• _What to do_: From the entries below, copy every line where the string "Пересев" appears.

• _Data for this exercise_:
· · ·

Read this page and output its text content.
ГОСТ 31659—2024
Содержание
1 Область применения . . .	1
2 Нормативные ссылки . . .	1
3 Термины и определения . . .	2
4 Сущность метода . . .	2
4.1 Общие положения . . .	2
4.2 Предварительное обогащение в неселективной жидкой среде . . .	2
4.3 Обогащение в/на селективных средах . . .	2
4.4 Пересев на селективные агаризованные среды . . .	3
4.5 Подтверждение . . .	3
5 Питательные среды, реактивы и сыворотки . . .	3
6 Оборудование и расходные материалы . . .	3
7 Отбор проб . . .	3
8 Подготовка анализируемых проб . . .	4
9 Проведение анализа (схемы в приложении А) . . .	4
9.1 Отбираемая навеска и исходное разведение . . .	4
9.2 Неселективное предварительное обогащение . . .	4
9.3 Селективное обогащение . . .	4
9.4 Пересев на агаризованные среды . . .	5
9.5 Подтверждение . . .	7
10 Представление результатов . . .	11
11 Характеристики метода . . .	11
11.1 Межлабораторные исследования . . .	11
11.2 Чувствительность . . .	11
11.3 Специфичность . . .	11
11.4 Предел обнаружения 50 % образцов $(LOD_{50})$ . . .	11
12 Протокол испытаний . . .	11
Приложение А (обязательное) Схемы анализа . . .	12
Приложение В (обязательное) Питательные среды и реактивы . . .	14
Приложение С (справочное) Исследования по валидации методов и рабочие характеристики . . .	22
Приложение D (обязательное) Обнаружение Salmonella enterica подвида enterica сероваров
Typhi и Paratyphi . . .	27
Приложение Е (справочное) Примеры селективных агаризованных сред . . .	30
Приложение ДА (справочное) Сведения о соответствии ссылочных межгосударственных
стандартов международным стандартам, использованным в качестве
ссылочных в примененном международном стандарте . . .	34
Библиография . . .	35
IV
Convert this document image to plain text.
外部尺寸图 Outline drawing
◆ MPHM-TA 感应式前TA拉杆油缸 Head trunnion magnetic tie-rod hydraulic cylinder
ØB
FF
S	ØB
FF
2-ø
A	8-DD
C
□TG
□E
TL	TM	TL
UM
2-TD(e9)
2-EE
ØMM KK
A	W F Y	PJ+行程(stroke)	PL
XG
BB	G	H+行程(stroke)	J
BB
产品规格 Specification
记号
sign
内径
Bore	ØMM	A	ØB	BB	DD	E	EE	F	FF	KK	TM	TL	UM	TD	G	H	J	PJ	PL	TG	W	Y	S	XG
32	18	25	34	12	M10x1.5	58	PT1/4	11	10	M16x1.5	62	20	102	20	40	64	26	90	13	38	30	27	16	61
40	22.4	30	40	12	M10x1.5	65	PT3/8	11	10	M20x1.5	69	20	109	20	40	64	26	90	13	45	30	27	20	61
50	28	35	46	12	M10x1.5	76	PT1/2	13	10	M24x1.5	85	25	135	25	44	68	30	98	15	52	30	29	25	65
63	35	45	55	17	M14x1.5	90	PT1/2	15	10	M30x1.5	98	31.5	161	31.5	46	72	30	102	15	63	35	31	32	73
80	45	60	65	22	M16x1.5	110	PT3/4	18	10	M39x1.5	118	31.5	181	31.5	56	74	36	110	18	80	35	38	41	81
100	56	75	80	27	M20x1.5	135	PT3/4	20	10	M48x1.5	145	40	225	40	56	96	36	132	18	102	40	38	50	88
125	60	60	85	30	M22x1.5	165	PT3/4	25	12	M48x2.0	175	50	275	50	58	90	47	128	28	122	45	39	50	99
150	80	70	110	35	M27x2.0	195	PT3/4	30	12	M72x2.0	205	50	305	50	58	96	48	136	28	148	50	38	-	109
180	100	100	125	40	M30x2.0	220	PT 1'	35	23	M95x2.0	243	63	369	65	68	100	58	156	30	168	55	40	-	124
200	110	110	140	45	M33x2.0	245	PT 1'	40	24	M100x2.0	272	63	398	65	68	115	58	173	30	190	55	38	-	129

· · ·

• _Solution to the problem_:
4.4 Пересев на селективные агаризованные среды . . .	3
9.4 Пересев на агаризованные среды . . .	5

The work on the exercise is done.